## THE EXERCISE
Show every line of the records below that contains the word "ylabel".

Dataset listings of figures:

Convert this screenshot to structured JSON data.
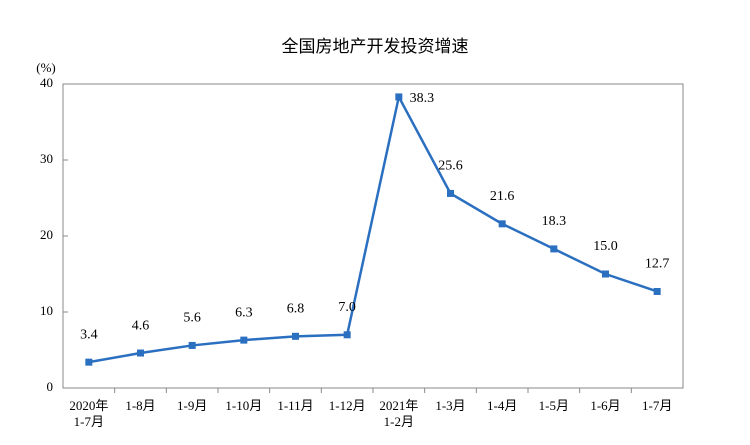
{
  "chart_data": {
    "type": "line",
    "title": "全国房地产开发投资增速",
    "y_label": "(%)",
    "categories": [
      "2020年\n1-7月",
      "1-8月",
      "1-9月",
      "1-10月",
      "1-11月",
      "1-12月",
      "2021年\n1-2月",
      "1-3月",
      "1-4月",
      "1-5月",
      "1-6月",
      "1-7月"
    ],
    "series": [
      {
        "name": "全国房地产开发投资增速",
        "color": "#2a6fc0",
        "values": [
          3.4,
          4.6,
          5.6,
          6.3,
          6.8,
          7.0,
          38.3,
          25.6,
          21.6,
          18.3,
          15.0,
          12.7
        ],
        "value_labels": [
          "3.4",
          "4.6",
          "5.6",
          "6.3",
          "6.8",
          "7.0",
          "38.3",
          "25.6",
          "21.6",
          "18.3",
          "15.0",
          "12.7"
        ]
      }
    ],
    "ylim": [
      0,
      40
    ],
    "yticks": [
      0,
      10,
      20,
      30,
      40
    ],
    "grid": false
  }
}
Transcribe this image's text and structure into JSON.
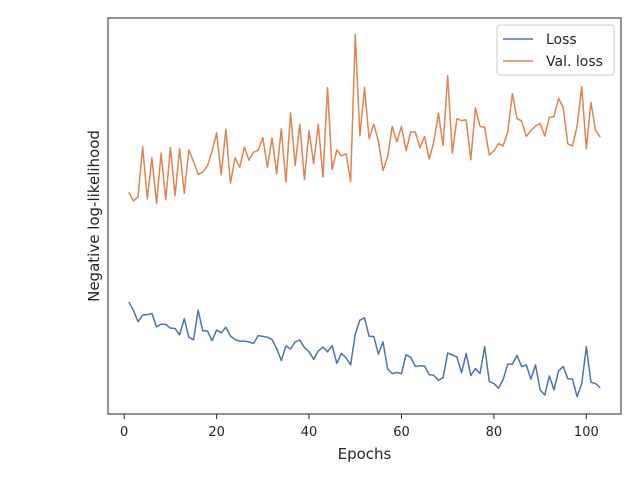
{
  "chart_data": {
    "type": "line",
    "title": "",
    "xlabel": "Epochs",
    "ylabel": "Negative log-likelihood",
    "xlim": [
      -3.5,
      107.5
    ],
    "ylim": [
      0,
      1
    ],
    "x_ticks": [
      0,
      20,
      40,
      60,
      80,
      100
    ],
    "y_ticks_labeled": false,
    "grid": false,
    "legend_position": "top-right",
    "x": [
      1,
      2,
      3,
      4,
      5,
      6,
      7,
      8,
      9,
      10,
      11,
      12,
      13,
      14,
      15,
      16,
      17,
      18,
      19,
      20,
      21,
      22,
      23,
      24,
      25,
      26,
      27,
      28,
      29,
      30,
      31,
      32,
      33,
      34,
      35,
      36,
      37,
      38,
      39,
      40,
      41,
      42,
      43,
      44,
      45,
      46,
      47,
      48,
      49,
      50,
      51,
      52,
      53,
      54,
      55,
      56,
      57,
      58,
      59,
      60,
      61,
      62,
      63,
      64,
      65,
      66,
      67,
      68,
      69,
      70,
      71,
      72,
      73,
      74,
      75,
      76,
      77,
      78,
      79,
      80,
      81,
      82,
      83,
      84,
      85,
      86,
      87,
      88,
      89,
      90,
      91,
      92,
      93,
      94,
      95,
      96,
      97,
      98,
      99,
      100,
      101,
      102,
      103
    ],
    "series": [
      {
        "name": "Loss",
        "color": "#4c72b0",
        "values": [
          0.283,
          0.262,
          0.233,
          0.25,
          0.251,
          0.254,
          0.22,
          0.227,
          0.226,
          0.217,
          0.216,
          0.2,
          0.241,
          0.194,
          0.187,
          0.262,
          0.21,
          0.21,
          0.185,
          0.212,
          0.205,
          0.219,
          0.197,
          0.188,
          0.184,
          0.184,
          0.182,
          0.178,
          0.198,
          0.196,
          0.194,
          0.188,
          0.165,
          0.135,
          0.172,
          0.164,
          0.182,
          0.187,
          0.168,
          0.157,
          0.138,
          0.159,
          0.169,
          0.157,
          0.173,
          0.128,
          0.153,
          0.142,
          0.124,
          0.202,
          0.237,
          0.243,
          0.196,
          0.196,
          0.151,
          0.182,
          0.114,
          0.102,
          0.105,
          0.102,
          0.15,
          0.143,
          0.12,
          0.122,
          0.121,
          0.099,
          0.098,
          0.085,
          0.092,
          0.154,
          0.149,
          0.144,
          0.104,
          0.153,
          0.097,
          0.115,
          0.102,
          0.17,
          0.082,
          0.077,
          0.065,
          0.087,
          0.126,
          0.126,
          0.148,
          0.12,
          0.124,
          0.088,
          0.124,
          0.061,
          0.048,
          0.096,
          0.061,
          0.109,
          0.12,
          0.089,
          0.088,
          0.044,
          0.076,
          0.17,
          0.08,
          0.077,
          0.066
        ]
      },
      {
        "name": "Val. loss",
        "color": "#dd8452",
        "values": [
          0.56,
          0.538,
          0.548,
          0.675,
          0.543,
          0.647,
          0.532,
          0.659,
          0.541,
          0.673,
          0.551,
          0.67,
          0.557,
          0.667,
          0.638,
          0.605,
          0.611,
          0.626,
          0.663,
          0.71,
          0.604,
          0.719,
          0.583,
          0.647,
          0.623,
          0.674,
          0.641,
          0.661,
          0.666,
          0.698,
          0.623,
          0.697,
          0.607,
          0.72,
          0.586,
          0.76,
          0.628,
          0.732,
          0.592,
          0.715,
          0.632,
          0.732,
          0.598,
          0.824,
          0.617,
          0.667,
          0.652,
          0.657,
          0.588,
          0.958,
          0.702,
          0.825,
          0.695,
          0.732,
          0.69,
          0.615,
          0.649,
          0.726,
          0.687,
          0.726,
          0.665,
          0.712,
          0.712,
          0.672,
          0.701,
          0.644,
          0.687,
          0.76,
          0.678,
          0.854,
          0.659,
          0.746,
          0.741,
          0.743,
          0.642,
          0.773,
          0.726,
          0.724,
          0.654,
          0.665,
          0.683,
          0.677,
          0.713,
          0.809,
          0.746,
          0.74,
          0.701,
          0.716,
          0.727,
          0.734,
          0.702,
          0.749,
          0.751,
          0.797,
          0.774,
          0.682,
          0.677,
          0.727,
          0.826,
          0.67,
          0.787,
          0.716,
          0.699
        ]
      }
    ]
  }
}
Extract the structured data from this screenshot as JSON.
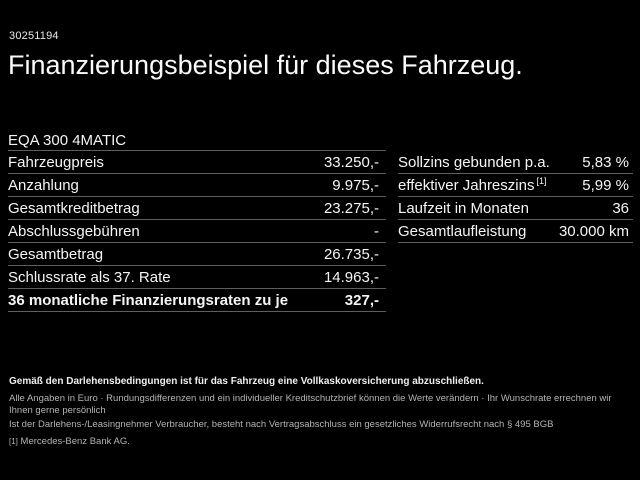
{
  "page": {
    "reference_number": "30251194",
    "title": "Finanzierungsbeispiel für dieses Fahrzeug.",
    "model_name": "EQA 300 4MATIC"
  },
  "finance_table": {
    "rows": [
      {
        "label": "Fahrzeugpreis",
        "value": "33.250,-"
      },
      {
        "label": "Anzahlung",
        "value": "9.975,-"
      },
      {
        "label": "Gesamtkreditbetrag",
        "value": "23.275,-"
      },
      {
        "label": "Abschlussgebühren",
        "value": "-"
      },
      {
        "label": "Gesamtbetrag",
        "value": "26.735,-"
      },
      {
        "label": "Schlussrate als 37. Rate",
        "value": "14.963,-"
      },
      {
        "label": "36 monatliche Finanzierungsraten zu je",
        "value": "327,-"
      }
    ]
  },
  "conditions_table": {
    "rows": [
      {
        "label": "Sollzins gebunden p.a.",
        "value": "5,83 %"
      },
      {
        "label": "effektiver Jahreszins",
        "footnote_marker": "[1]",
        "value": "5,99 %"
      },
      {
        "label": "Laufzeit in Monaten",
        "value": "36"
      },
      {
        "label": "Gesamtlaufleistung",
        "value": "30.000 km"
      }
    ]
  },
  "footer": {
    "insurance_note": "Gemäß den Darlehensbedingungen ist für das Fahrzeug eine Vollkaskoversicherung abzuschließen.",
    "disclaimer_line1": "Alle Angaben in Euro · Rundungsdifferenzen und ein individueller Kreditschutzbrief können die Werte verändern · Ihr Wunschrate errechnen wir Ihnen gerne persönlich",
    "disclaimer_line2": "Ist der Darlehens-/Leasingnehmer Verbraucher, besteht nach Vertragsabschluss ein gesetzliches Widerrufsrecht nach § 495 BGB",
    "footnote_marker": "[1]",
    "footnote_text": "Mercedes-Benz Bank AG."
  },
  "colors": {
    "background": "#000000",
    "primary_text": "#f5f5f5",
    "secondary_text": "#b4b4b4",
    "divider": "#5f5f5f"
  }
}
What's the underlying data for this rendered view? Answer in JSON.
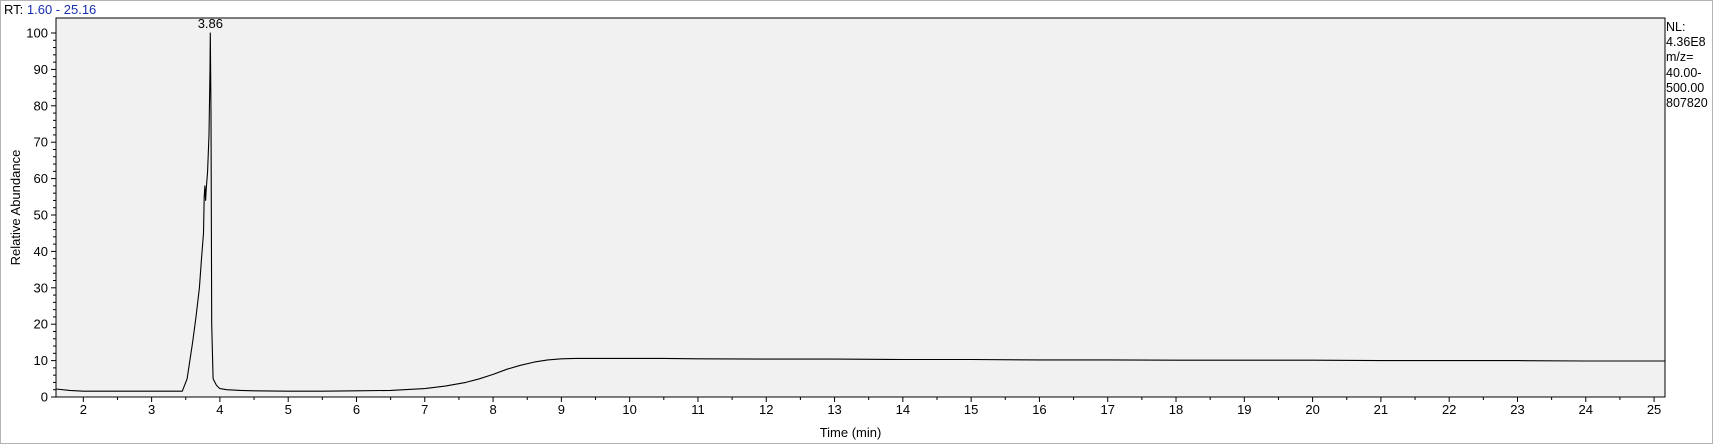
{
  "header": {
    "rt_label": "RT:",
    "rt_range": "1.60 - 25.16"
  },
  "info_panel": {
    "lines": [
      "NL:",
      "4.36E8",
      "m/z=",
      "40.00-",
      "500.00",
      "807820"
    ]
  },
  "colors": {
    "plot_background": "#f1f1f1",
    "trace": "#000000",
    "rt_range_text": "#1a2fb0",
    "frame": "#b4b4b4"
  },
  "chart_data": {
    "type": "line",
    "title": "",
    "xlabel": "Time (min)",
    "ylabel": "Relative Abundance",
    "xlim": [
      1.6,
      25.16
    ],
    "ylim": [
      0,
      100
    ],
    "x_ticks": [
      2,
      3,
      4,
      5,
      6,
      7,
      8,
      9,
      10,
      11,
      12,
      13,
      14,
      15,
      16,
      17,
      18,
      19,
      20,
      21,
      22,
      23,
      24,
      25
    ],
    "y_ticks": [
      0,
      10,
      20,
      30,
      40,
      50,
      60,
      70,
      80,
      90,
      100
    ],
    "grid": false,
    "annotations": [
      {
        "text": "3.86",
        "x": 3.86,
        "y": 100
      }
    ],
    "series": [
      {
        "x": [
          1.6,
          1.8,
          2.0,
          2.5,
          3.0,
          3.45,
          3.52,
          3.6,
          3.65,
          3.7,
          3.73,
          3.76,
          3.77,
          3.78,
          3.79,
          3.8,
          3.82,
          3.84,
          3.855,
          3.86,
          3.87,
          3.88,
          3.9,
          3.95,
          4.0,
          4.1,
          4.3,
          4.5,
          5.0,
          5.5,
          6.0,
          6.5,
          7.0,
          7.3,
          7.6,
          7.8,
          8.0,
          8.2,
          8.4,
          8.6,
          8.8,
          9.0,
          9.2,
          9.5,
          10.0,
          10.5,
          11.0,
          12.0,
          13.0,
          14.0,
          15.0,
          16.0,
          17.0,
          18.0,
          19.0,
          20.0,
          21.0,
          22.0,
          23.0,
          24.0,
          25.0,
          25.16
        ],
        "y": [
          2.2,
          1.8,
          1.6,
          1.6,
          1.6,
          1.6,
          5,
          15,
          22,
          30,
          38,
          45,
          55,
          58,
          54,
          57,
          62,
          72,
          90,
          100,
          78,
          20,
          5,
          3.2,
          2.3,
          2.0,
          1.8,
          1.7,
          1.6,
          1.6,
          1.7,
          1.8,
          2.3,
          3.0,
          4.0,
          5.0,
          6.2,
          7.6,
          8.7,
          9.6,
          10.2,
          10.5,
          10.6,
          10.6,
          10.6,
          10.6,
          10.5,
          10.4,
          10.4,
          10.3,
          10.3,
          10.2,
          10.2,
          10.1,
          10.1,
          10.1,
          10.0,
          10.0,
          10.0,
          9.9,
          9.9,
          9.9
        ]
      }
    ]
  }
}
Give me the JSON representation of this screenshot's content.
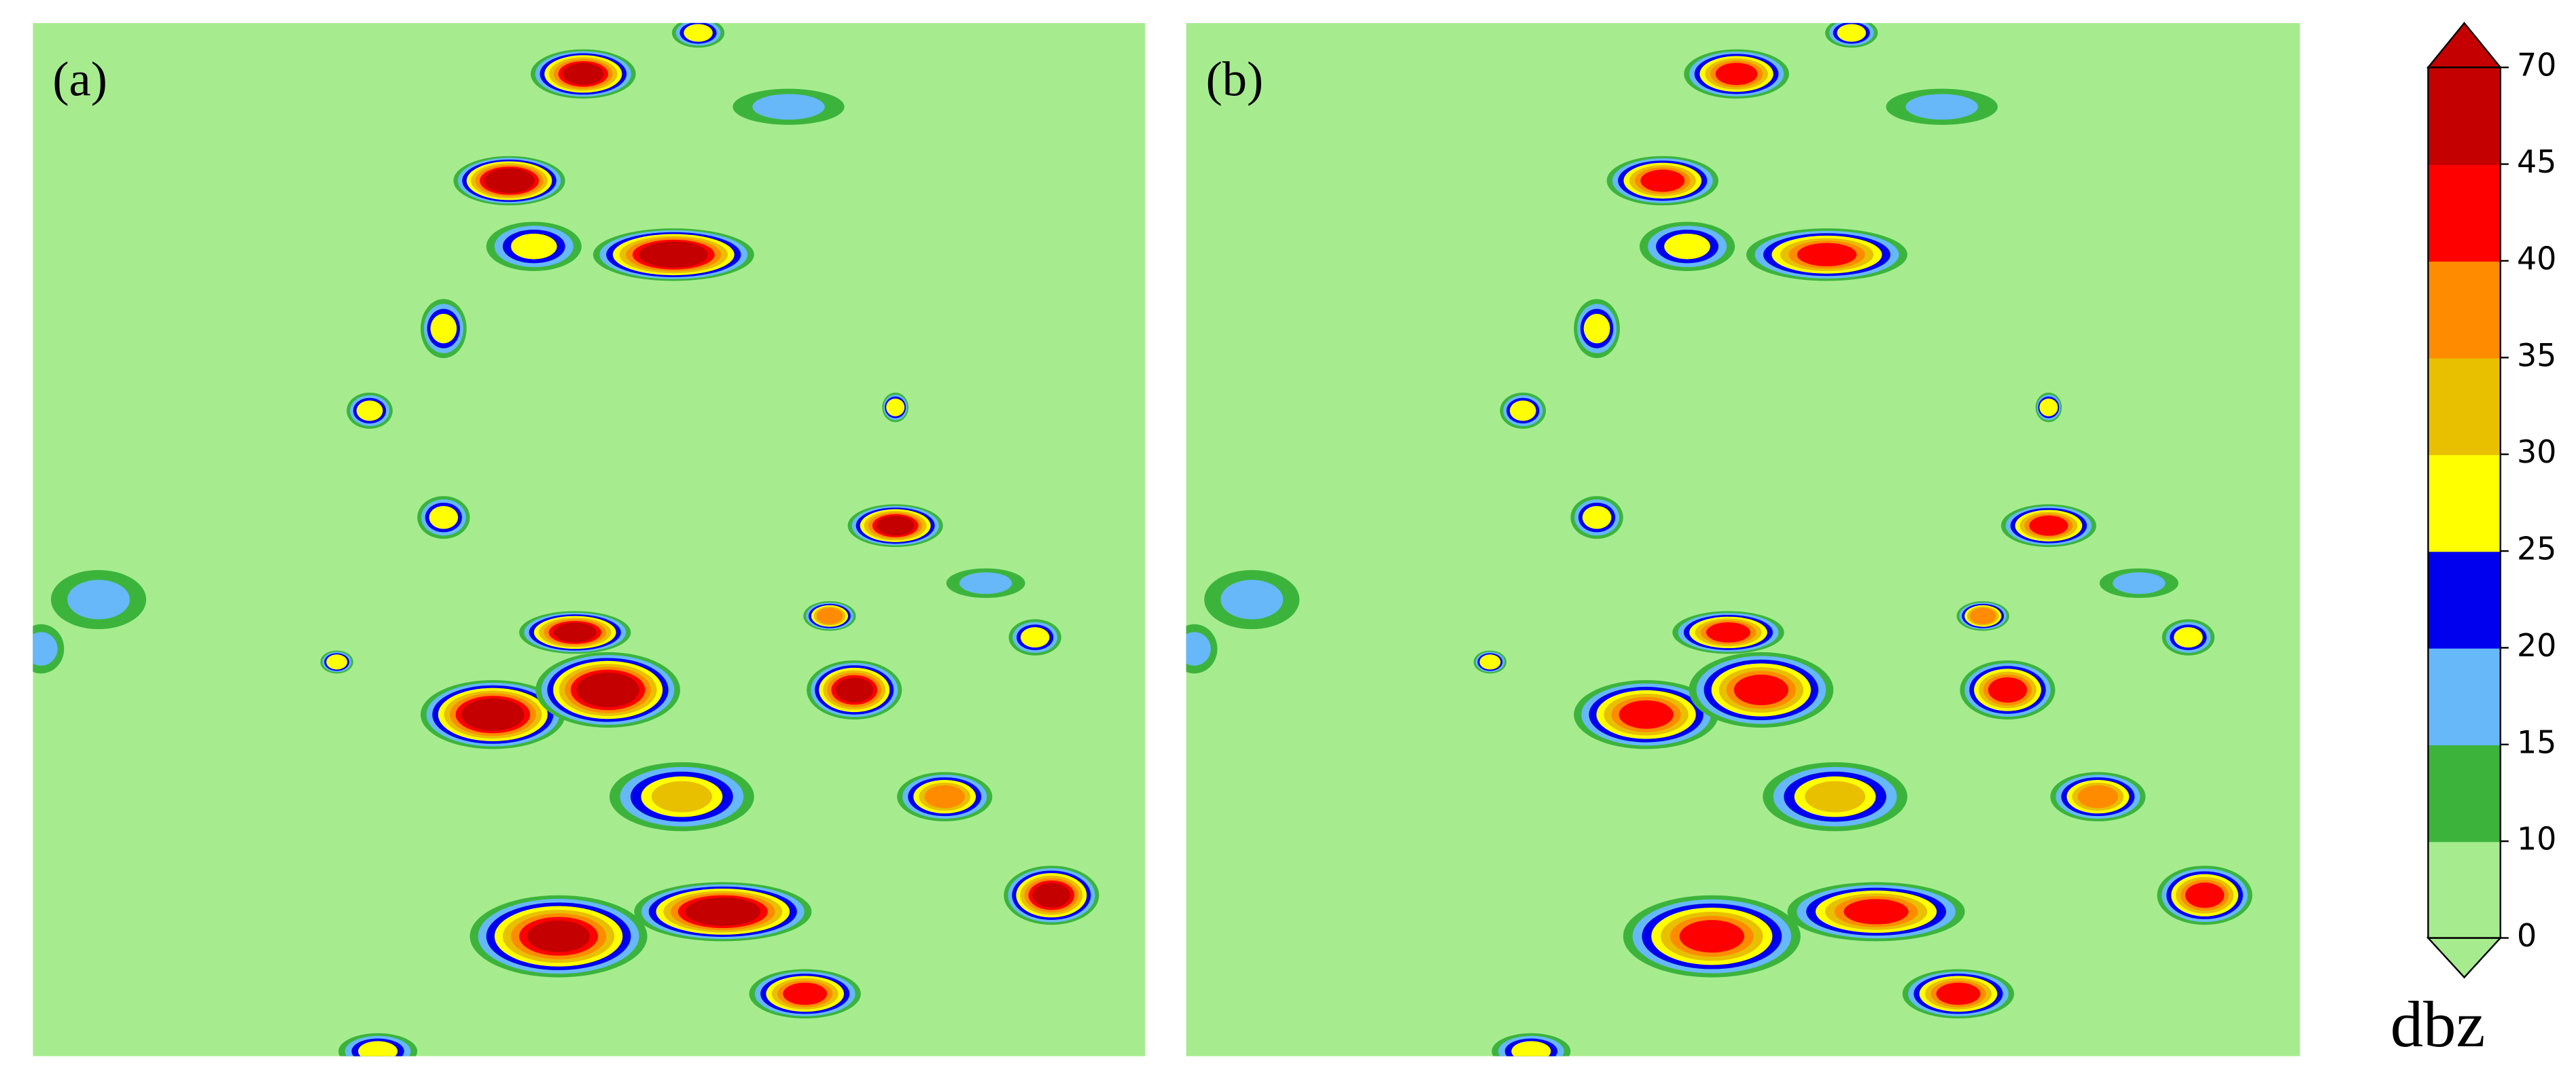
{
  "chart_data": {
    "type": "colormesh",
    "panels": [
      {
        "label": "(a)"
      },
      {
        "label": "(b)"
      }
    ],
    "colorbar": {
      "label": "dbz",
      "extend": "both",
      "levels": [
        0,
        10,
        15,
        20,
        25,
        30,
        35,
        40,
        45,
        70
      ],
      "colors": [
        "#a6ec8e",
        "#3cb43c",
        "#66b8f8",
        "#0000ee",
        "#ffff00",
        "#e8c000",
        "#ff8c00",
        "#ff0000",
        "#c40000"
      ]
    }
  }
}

## FULL OUTPUT
    "ylabel": "Negative log-likelihood",
    "ylabel": "Relative Abundance",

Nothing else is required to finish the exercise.